Stored entries:
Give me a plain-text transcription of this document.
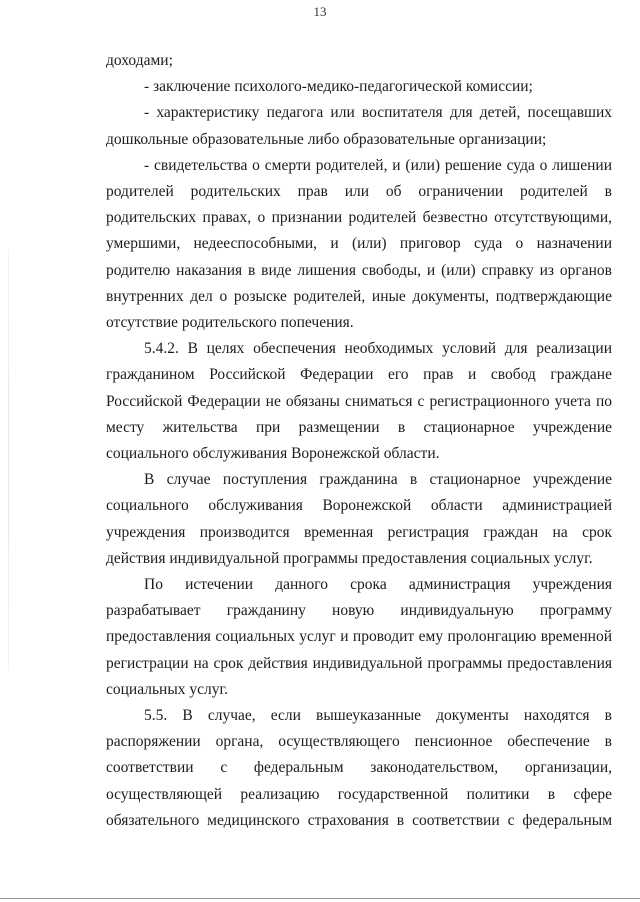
13

доходами;

- заключение психолого-медико-педагогической комиссии;

- характеристику педагога или воспитателя для детей, посещавших дошкольные образовательные либо образовательные организации;

- свидетельства о смерти родителей, и (или) решение суда о лишении родителей родительских прав или об ограничении родителей в родительских правах, о признании родителей безвестно отсутствующими, умершими, недееспособными, и (или) приговор суда о назначении родителю наказания в виде лишения свободы, и (или) справку из органов внутренних дел о розыске родителей, иные документы, подтверждающие отсутствие родительского попечения.

5.4.2. В целях обеспечения необходимых условий для реализации гражданином Российской Федерации его прав и свобод граждане Российской Федерации не обязаны сниматься с регистрационного учета по месту жительства при размещении в стационарное учреждение социального обслуживания Воронежской области.

В случае поступления гражданина в стационарное учреждение социального обслуживания Воронежской области администрацией учреждения производится временная регистрация граждан на срок действия индивидуальной программы предоставления социальных услуг.

По истечении данного срока администрация учреждения разрабатывает гражданину новую индивидуальную программу предоставления социальных услуг и проводит ему пролонгацию временной регистрации на срок действия индивидуальной программы предоставления социальных услуг.

5.5. В случае, если вышеуказанные документы находятся в распоряжении органа, осуществляющего пенсионное обеспечение в соответствии с федеральным законодательством, организации, осуществляющей реализацию государственной политики в сфере обязательного медицинского страхования в соответствии с федеральным
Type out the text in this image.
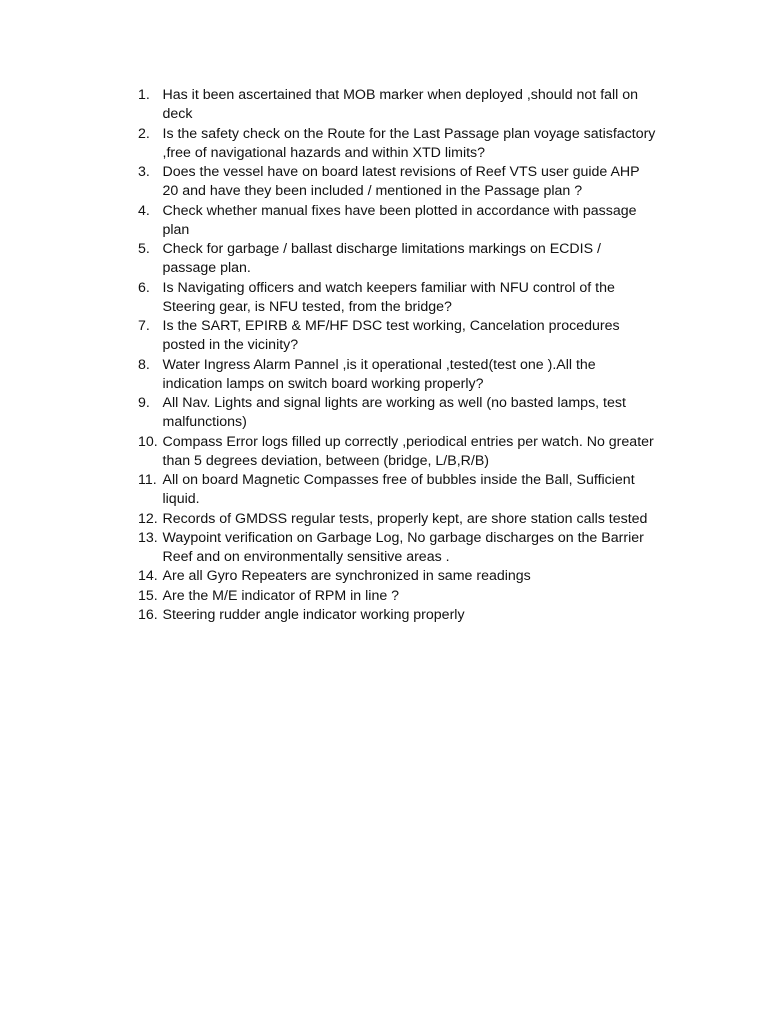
1. Has it been ascertained that MOB marker when deployed ,should not fall on deck
2. Is the safety check on the Route for the Last Passage plan voyage satisfactory ,free of navigational hazards and within XTD limits?
3. Does the vessel have on board latest revisions of Reef VTS user guide AHP 20 and have they been included / mentioned in the Passage plan ?
4. Check whether manual fixes have been plotted in accordance with passage plan
5. Check for garbage / ballast discharge limitations markings on ECDIS / passage plan.
6. Is Navigating officers and watch keepers familiar with NFU control of the Steering gear, is NFU tested, from the bridge?
7. Is the SART, EPIRB & MF/HF DSC test working, Cancelation procedures posted in the vicinity?
8. Water Ingress Alarm Pannel ,is it operational ,tested(test one ).All the indication lamps on switch board working properly?
9. All Nav. Lights and signal lights are working as well (no basted lamps, test malfunctions)
10. Compass Error logs filled up correctly ,periodical entries per watch. No greater than 5 degrees deviation, between (bridge, L/B,R/B)
11. All on board Magnetic Compasses free of bubbles inside the Ball, Sufficient liquid.
12. Records of GMDSS regular tests, properly kept, are shore station calls tested
13. Waypoint verification on Garbage Log, No garbage discharges on the Barrier Reef and on environmentally sensitive areas .
14. Are all Gyro Repeaters are synchronized in same readings
15. Are the M/E indicator of RPM in line ?
16. Steering rudder angle indicator working properly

◆ Exercise requirements ◆
Report how many lines in this data include the string "board", and nothing else.

◆ Answer ◆
3